Source records
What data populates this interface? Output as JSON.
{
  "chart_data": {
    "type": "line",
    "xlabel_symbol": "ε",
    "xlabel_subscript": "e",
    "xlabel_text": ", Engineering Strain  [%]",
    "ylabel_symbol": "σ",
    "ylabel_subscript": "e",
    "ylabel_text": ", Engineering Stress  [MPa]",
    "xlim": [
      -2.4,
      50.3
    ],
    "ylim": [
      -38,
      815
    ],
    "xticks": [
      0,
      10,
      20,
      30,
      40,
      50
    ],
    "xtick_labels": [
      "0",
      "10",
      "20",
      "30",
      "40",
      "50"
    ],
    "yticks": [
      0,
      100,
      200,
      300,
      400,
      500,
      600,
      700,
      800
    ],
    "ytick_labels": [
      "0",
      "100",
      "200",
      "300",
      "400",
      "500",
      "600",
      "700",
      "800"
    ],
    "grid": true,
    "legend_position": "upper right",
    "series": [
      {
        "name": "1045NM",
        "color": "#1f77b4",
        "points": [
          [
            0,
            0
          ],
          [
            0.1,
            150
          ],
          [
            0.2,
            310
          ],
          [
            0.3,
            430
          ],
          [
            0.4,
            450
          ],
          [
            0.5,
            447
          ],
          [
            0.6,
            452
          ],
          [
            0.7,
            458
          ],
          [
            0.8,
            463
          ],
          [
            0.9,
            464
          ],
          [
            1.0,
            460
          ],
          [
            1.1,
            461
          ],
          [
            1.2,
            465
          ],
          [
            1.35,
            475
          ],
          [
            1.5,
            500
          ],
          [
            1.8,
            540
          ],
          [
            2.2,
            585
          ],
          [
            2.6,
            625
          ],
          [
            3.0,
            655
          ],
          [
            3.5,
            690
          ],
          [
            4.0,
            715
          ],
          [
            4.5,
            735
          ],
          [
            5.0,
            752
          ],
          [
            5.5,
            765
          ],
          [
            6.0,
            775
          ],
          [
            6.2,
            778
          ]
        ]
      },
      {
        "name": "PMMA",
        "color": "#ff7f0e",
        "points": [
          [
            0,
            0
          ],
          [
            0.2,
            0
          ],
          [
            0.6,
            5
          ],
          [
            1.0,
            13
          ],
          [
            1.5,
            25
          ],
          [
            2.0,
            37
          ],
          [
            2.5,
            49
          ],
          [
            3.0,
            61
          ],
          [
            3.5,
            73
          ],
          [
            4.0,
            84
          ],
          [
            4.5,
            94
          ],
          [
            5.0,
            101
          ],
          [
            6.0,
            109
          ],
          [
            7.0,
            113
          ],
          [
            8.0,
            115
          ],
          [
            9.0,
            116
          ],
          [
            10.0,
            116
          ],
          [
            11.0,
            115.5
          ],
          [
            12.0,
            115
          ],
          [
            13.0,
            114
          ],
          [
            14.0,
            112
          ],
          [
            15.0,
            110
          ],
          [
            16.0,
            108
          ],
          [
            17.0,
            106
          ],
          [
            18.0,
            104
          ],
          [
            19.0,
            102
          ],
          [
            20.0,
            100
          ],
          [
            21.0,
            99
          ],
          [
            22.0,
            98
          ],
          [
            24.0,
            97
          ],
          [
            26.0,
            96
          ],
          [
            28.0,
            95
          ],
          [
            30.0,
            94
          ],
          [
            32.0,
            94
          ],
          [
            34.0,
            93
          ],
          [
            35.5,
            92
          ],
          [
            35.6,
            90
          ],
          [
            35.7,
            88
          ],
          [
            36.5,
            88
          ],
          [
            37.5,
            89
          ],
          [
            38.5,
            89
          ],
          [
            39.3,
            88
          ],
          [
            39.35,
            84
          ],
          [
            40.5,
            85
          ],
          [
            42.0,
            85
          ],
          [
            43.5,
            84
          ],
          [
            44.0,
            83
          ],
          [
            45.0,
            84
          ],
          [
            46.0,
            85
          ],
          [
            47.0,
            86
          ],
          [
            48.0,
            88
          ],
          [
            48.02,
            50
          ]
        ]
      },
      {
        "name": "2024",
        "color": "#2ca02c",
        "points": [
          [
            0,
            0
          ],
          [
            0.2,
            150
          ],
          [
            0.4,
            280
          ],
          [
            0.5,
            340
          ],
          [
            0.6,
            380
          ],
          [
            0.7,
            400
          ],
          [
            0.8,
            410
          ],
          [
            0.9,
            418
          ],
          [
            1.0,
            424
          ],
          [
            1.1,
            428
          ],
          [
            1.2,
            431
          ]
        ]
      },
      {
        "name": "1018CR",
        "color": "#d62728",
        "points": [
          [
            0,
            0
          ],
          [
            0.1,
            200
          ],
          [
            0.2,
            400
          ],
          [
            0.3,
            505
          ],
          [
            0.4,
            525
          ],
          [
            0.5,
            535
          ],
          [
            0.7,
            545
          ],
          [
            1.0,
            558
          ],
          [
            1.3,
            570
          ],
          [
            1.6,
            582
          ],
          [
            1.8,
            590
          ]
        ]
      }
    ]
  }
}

**Challenge:** Answer with a single number: the count of lines holding the word "Engineering".

**Result:** 2